What needs to be done:
Scan the lines below for the string "各开发区管委会" and copy every one that has it.

Recorded data:
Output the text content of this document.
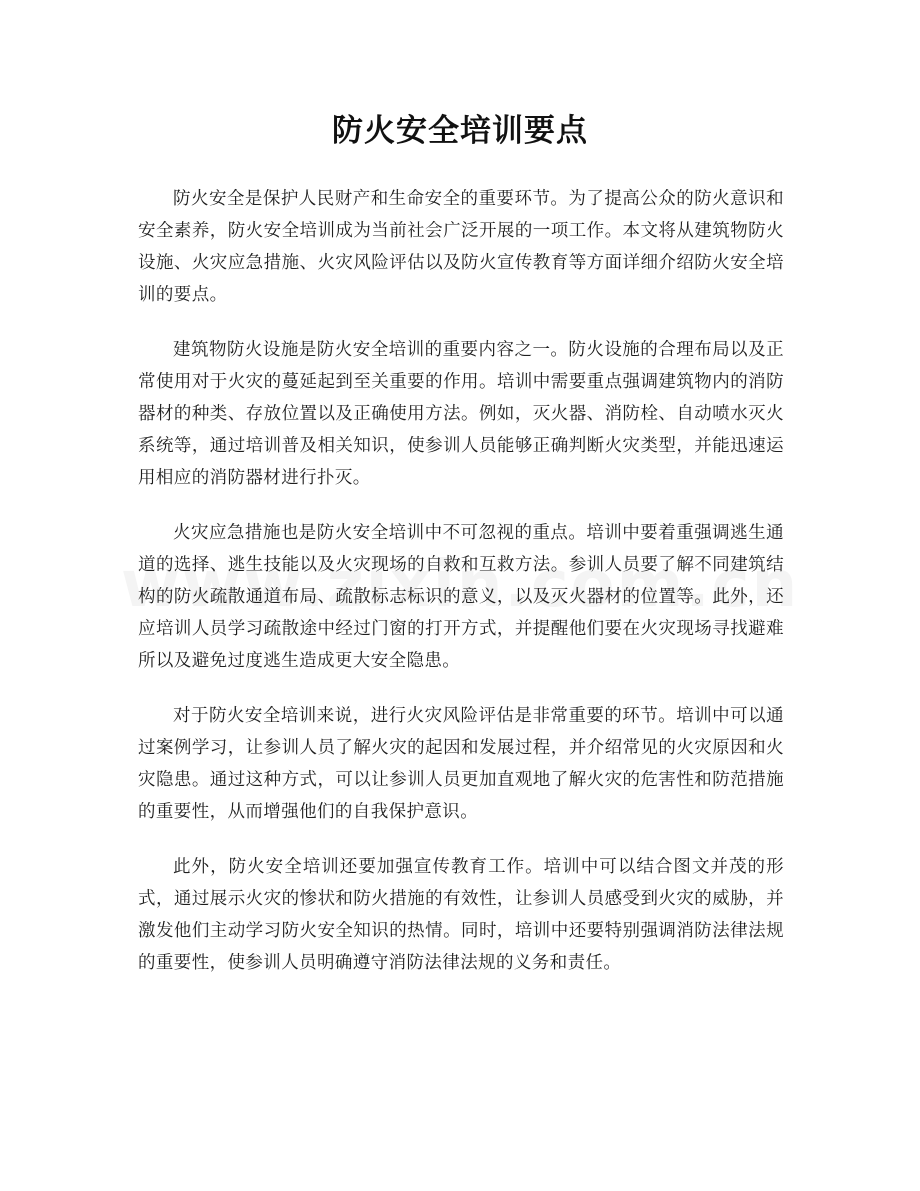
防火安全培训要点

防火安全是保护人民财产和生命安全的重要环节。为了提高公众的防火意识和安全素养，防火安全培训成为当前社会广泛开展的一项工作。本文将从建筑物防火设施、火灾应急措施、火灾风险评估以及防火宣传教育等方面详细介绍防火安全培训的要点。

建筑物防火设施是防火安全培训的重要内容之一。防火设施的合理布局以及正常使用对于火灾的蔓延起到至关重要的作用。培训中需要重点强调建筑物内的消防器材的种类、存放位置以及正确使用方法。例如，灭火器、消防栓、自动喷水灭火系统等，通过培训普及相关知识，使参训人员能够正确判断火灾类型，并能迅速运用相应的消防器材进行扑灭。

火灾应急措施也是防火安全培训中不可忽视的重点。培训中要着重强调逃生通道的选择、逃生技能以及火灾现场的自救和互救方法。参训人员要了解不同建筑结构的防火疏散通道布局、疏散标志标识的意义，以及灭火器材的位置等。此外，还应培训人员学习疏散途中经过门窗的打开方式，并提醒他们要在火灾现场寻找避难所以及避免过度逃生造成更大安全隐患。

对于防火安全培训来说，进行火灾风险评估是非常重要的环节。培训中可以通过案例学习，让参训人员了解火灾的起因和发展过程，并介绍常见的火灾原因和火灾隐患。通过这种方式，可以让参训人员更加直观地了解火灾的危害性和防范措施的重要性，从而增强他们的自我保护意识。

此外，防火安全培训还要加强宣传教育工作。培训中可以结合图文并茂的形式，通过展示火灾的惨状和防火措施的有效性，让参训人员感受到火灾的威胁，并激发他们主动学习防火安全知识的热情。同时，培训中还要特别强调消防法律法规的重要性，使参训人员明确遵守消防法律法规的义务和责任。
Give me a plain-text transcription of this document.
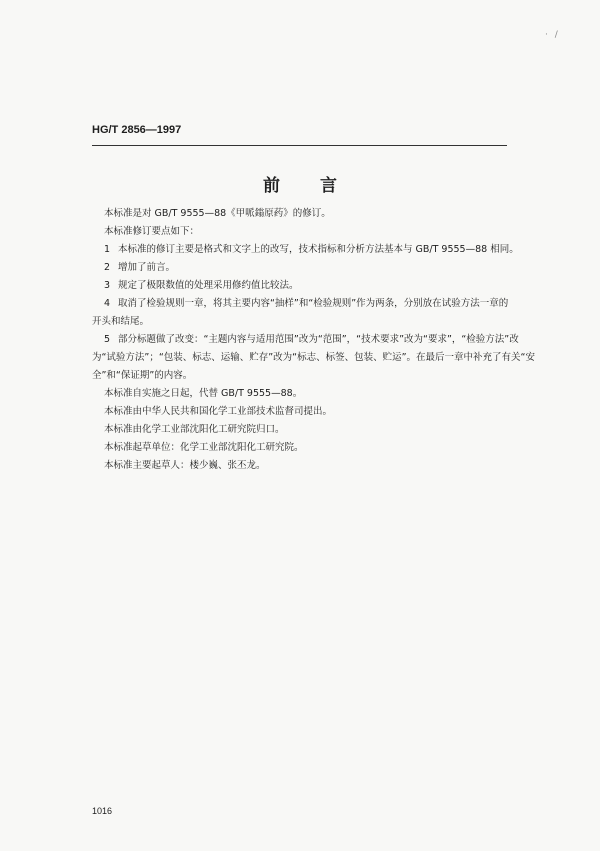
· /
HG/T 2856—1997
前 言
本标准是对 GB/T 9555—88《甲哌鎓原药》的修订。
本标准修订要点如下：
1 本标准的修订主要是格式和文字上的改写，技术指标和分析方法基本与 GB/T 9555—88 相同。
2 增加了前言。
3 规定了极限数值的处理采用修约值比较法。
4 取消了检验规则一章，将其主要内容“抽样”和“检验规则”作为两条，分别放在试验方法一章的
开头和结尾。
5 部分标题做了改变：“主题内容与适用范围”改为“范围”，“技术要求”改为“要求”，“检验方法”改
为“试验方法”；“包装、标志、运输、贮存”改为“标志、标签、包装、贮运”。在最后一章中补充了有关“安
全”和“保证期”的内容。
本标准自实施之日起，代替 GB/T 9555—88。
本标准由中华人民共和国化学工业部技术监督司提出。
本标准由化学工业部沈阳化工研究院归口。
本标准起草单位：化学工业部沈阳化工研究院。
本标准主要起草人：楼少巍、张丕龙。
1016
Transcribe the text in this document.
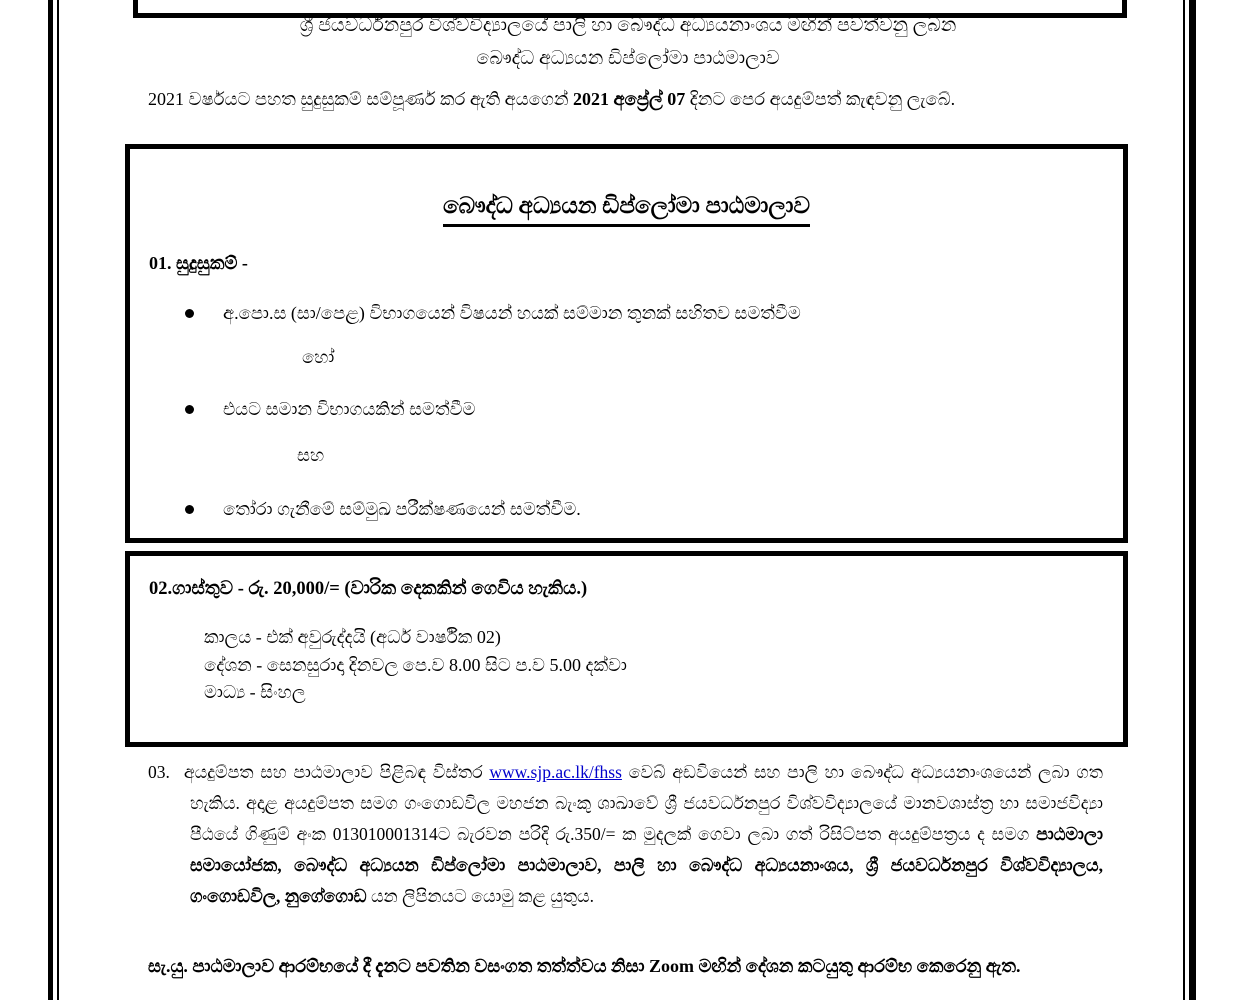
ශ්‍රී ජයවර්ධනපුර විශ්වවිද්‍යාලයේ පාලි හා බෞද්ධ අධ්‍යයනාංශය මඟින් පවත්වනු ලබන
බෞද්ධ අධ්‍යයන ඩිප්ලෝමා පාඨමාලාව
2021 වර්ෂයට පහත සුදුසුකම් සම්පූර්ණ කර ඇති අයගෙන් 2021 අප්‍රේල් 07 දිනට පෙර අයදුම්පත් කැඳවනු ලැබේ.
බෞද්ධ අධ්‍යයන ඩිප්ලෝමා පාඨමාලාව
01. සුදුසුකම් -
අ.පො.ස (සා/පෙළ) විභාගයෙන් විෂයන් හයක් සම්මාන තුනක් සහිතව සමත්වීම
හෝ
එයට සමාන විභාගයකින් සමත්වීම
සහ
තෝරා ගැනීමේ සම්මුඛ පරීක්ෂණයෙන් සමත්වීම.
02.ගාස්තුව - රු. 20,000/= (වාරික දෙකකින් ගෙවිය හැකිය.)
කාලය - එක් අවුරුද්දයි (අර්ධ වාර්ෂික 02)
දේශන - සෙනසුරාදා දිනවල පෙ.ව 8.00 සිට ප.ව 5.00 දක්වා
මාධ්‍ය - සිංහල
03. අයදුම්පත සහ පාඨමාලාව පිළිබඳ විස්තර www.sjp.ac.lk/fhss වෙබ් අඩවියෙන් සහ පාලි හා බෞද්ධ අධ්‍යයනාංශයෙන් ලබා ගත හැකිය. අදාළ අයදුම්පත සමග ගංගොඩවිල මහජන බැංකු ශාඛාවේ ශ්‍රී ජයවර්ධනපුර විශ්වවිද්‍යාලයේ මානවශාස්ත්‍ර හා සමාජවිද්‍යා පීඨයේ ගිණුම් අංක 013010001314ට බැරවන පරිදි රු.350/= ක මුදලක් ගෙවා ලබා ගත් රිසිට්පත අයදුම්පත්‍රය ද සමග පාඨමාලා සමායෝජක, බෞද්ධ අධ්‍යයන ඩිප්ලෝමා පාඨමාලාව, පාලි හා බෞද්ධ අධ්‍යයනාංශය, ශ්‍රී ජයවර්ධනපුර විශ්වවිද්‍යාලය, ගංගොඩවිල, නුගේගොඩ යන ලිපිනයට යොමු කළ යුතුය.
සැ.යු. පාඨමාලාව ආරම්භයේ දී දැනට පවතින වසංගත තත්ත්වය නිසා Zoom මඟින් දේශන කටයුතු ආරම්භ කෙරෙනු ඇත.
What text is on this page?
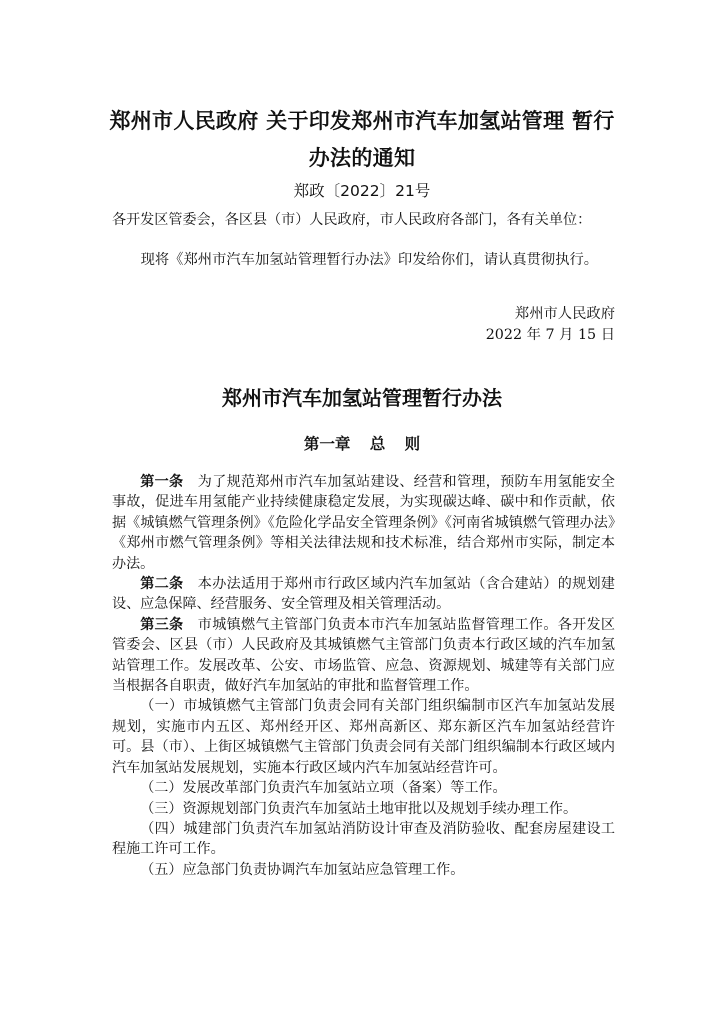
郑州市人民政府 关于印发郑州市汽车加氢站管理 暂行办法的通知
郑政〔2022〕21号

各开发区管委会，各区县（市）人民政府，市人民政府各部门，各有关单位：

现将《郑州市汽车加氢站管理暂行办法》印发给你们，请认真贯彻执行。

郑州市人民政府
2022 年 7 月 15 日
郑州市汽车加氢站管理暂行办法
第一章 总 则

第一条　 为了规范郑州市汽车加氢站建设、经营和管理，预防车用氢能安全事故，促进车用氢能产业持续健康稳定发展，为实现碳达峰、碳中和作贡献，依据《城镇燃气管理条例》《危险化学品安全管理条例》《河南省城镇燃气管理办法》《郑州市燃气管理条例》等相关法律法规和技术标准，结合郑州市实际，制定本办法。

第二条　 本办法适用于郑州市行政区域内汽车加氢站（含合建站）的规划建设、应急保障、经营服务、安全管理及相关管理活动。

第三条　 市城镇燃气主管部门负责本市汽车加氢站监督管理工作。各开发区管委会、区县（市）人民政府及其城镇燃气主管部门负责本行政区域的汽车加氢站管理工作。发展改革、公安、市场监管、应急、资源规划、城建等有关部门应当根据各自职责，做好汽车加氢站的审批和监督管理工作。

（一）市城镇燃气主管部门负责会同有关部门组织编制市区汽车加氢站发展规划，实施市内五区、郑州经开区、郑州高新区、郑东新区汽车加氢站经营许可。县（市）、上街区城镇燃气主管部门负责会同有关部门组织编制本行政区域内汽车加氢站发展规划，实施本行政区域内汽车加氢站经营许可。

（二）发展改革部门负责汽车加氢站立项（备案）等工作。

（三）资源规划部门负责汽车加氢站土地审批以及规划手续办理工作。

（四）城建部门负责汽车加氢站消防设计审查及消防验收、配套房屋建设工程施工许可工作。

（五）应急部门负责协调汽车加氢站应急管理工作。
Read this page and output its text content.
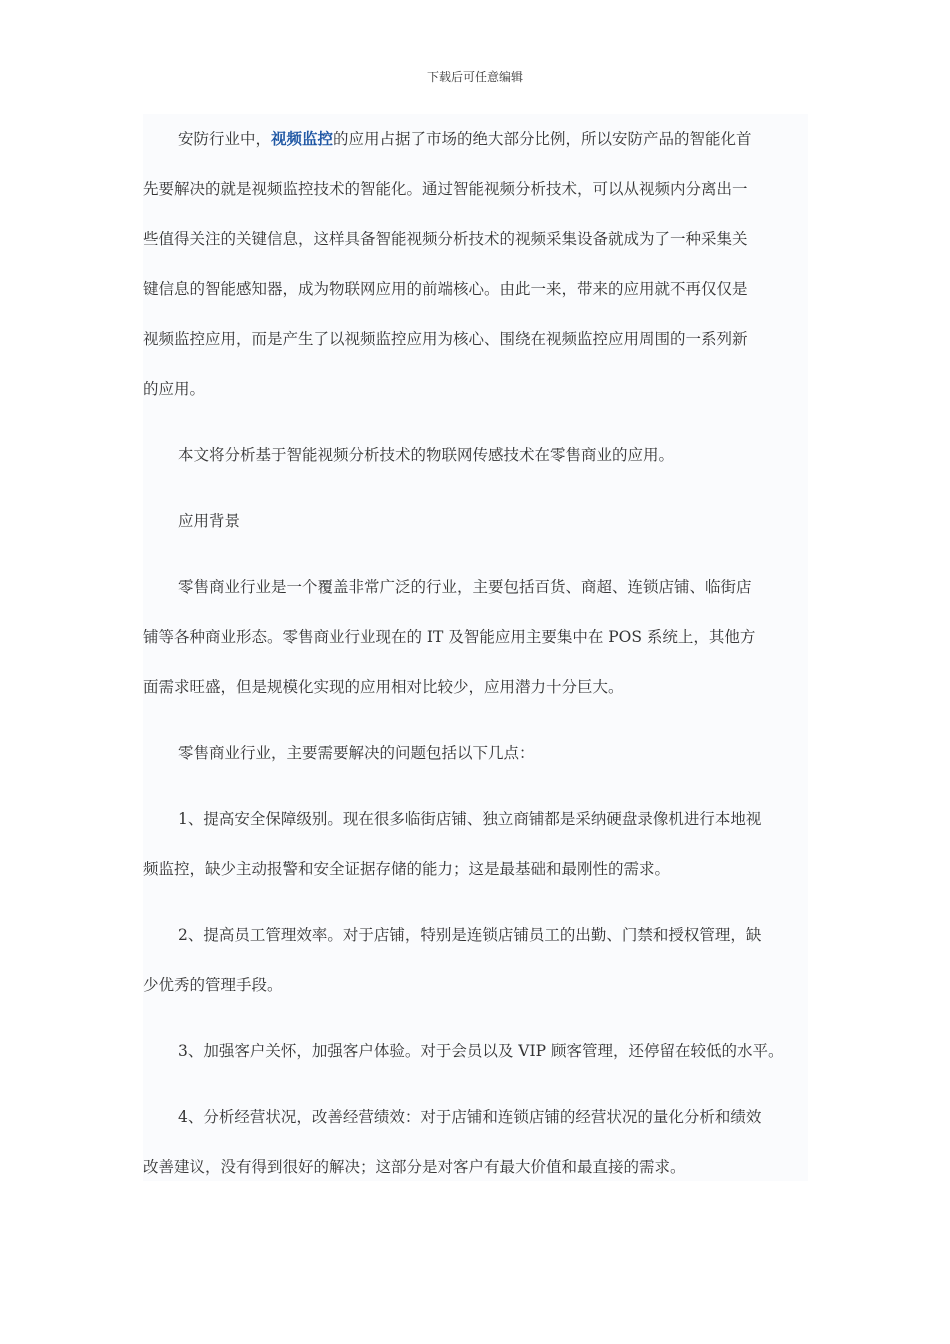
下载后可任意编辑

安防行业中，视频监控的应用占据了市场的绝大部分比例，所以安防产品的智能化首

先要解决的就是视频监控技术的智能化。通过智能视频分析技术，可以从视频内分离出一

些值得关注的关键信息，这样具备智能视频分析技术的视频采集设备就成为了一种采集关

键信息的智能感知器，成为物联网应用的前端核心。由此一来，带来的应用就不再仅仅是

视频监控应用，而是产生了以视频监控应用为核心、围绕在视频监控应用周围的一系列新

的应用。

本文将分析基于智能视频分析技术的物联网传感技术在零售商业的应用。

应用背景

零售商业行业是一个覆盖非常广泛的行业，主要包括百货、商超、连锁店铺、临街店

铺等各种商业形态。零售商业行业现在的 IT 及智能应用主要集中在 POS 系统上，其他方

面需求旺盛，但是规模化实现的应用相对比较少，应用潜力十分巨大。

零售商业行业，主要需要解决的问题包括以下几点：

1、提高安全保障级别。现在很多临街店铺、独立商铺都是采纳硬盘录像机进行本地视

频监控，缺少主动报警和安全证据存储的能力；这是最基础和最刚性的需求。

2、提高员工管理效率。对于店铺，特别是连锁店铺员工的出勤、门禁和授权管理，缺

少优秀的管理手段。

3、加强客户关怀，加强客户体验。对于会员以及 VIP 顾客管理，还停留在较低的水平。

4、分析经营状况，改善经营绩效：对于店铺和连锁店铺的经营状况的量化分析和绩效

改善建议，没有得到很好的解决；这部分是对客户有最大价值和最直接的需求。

Written solution:
各开发区管委会，各区县（市）人民政府，市人民政府各部门，各有关单位：
第三条　 市城镇燃气主管部门负责本市汽车加氢站监督管理工作。各开发区管委会、区县（市）人民政府及其城镇燃气主管部门负责本行政区域的汽车加氢站管理工作。发展改革、公安、市场监管、应急、资源规划、城建等有关部门应当根据各自职责，做好汽车加氢站的审批和监督管理工作。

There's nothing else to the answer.